### [EXERCISE]
Extract every line of the material below and reproduce it faithfully.
•••
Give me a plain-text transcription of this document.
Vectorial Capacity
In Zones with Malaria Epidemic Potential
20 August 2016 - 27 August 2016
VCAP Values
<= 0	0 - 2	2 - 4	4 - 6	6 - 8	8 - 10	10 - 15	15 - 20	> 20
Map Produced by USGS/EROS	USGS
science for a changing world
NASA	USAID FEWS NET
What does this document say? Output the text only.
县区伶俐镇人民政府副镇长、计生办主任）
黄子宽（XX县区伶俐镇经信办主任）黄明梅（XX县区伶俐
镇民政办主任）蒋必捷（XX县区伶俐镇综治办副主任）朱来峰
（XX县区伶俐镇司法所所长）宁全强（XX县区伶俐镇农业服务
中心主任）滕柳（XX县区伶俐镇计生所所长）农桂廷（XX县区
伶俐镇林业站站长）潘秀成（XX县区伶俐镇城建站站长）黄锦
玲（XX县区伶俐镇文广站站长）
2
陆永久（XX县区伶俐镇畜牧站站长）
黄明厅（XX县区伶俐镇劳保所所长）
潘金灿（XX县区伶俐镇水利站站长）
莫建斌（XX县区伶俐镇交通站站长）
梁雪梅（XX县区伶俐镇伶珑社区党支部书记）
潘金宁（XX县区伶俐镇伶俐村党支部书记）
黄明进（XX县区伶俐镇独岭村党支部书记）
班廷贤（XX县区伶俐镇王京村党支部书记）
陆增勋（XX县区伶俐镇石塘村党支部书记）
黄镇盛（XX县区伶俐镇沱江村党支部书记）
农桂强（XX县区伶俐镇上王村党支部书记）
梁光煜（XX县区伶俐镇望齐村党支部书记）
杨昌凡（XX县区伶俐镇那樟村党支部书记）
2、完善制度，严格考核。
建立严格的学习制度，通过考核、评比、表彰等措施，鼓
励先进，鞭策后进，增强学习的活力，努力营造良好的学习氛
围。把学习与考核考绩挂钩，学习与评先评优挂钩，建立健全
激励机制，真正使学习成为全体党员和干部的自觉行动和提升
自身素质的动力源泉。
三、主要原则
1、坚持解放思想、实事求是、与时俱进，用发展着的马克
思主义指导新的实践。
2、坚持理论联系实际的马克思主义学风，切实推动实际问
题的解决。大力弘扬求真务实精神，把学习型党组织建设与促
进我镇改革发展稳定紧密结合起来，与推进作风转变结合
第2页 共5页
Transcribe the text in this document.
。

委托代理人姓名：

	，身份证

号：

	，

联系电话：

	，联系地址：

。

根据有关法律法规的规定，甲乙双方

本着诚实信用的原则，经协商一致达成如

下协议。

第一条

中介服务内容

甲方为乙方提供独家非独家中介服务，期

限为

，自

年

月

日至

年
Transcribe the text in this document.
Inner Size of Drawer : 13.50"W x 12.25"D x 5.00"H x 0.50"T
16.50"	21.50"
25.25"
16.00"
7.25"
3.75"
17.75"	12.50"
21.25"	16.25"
•••
### [FINISHED TASK]
Give me a plain-text transcription of this document.
Vectorial Capacity
In Zones with Malaria Epidemic Potential
20 August 2016 - 27 August 2016
VCAP Values
<= 0	0 - 2	2 - 4	4 - 6	6 - 8	8 - 10	10 - 15	15 - 20	> 20
Map Produced by USGS/EROS	USGS
science for a changing world
NASA	USAID FEWS NET
What does this document say? Output the text only.
县区伶俐镇人民政府副镇长、计生办主任）
黄子宽（XX县区伶俐镇经信办主任）黄明梅（XX县区伶俐
镇民政办主任）蒋必捷（XX县区伶俐镇综治办副主任）朱来峰
（XX县区伶俐镇司法所所长）宁全强（XX县区伶俐镇农业服务
中心主任）滕柳（XX县区伶俐镇计生所所长）农桂廷（XX县区
伶俐镇林业站站长）潘秀成（XX县区伶俐镇城建站站长）黄锦
玲（XX县区伶俐镇文广站站长）
2
陆永久（XX县区伶俐镇畜牧站站长）
黄明厅（XX县区伶俐镇劳保所所长）
潘金灿（XX县区伶俐镇水利站站长）
莫建斌（XX县区伶俐镇交通站站长）
梁雪梅（XX县区伶俐镇伶珑社区党支部书记）
潘金宁（XX县区伶俐镇伶俐村党支部书记）
黄明进（XX县区伶俐镇独岭村党支部书记）
班廷贤（XX县区伶俐镇王京村党支部书记）
陆增勋（XX县区伶俐镇石塘村党支部书记）
黄镇盛（XX县区伶俐镇沱江村党支部书记）
农桂强（XX县区伶俐镇上王村党支部书记）
梁光煜（XX县区伶俐镇望齐村党支部书记）
杨昌凡（XX县区伶俐镇那樟村党支部书记）
2、完善制度，严格考核。
建立严格的学习制度，通过考核、评比、表彰等措施，鼓
励先进，鞭策后进，增强学习的活力，努力营造良好的学习氛
围。把学习与考核考绩挂钩，学习与评先评优挂钩，建立健全
激励机制，真正使学习成为全体党员和干部的自觉行动和提升
自身素质的动力源泉。
三、主要原则
1、坚持解放思想、实事求是、与时俱进，用发展着的马克
思主义指导新的实践。
2、坚持理论联系实际的马克思主义学风，切实推动实际问
题的解决。大力弘扬求真务实精神，把学习型党组织建设与促
进我镇改革发展稳定紧密结合起来，与推进作风转变结合
第2页 共5页
Transcribe the text in this document.
。

委托代理人姓名：

	，身份证

号：

	，

联系电话：

	，联系地址：

。

根据有关法律法规的规定，甲乙双方

本着诚实信用的原则，经协商一致达成如

下协议。

第一条

中介服务内容

甲方为乙方提供独家非独家中介服务，期

限为

，自

年

月

日至

年
Transcribe the text in this document.
Inner Size of Drawer : 13.50"W x 12.25"D x 5.00"H x 0.50"T
16.50"	21.50"
25.25"
16.00"
7.25"
3.75"
17.75"	12.50"
21.25"	16.25"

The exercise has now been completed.